→ EXERCISE OBJECTIVE
Give every line from the entries that contains "FRONT".

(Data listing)
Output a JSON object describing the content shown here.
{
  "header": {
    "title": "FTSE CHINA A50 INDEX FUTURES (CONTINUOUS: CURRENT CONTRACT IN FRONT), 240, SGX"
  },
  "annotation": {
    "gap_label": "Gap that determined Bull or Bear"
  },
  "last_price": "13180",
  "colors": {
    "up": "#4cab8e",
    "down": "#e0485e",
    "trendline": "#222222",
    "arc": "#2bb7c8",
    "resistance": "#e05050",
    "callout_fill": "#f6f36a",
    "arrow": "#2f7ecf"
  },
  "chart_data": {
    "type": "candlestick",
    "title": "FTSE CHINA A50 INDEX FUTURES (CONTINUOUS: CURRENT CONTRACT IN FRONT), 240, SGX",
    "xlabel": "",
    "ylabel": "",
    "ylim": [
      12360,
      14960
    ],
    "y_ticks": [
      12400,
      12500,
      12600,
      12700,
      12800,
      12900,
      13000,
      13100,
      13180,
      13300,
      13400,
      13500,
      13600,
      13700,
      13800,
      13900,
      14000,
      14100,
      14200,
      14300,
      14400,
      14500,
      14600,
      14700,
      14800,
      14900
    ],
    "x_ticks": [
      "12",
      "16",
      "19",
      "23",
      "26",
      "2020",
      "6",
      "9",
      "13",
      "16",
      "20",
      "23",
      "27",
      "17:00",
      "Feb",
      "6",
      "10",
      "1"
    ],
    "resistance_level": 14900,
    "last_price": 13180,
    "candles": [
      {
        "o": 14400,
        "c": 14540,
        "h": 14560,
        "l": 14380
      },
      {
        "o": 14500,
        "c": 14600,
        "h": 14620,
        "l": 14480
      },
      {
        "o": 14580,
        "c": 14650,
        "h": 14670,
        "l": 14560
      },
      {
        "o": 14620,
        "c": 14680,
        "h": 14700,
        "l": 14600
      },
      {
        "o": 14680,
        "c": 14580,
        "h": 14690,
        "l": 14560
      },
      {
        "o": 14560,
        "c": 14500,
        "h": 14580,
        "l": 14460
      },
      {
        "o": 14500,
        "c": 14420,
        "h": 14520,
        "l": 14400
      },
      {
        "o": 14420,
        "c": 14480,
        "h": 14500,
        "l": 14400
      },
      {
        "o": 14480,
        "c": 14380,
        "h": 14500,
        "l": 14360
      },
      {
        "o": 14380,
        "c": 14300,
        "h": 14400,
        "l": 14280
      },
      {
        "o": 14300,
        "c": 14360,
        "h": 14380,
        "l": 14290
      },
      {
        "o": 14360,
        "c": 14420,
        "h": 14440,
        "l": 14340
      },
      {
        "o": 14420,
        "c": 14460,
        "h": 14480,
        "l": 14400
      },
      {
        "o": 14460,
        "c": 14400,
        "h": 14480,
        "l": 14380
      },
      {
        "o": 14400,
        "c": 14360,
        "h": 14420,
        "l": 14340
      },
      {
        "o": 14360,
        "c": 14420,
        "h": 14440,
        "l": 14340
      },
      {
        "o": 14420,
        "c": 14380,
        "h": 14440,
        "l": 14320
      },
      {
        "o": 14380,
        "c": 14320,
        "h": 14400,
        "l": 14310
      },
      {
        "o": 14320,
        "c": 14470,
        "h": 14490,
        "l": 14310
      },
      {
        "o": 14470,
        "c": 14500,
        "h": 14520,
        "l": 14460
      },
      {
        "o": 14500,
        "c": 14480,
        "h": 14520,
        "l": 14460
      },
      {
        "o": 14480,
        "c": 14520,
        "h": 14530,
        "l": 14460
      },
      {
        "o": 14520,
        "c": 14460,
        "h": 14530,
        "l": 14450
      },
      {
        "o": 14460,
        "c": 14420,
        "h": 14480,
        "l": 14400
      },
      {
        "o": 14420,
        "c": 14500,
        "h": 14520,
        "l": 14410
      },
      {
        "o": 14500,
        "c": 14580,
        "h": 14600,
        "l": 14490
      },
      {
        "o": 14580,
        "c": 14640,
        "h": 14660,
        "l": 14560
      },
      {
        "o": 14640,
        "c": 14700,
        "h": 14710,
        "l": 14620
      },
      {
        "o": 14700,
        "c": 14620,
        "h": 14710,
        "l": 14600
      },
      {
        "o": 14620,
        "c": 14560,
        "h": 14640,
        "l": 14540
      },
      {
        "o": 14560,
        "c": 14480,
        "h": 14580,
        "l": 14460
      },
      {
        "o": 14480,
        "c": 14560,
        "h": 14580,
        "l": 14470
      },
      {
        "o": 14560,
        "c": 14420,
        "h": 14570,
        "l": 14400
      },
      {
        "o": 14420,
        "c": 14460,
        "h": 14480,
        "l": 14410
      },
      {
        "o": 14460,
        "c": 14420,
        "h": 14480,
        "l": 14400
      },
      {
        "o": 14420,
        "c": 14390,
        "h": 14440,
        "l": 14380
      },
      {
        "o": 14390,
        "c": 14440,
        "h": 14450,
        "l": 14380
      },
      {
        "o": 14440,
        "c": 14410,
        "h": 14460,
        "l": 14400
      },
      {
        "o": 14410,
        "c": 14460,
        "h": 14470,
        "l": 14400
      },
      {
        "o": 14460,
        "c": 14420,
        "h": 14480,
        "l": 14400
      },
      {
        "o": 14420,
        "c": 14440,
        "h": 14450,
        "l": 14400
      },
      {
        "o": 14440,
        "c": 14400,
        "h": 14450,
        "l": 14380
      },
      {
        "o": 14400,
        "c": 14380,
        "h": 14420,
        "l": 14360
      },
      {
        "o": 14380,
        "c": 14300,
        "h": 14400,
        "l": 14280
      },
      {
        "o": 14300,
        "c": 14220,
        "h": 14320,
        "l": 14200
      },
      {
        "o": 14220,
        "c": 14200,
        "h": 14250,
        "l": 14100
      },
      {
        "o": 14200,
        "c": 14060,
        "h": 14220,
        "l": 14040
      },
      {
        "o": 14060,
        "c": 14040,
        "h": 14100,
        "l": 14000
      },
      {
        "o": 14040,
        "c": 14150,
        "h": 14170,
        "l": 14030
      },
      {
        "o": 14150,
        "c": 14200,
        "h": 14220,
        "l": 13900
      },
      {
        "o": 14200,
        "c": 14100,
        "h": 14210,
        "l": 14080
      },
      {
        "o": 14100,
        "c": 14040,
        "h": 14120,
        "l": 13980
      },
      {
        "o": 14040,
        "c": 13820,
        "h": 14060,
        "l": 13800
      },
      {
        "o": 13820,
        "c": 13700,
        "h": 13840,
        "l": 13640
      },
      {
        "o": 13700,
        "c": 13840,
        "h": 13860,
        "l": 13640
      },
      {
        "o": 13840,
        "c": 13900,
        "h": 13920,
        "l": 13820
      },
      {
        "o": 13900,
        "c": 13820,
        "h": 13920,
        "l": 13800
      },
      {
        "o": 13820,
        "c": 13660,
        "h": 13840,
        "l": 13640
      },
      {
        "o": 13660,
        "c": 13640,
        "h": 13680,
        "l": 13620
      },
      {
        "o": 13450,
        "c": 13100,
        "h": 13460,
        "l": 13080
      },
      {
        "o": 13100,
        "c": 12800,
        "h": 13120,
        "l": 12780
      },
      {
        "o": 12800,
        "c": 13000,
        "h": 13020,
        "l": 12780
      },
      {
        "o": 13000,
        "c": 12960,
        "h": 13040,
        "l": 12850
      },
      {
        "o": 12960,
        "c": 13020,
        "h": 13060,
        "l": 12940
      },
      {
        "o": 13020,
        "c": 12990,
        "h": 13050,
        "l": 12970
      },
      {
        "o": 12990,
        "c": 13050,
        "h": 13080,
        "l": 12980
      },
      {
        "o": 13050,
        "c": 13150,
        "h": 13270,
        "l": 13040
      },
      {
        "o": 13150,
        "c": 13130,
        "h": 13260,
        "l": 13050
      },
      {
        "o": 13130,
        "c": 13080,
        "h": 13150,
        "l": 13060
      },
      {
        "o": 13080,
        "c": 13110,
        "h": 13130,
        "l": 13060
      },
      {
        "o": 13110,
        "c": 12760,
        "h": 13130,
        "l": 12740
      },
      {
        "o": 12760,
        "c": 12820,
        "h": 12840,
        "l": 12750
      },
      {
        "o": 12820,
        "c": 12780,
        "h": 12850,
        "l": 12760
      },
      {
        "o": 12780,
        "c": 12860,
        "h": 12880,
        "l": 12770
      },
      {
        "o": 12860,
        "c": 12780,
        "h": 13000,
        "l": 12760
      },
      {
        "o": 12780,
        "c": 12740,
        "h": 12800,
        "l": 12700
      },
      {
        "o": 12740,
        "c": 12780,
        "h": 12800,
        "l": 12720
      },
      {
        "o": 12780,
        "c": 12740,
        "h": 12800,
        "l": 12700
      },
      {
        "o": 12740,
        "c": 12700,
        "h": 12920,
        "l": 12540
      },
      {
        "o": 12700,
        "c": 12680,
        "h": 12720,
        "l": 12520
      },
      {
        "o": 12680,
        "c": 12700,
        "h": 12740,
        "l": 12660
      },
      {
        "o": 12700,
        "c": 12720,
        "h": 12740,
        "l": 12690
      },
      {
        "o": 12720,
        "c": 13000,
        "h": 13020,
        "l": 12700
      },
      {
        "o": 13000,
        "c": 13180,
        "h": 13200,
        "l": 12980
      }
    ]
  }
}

→ CORRECT OUTPUT
    "title": "FTSE CHINA A50 INDEX FUTURES (CONTINUOUS: CURRENT CONTRACT IN FRONT), 240, SGX"
    "title": "FTSE CHINA A50 INDEX FUTURES (CONTINUOUS: CURRENT CONTRACT IN FRONT), 240, SGX",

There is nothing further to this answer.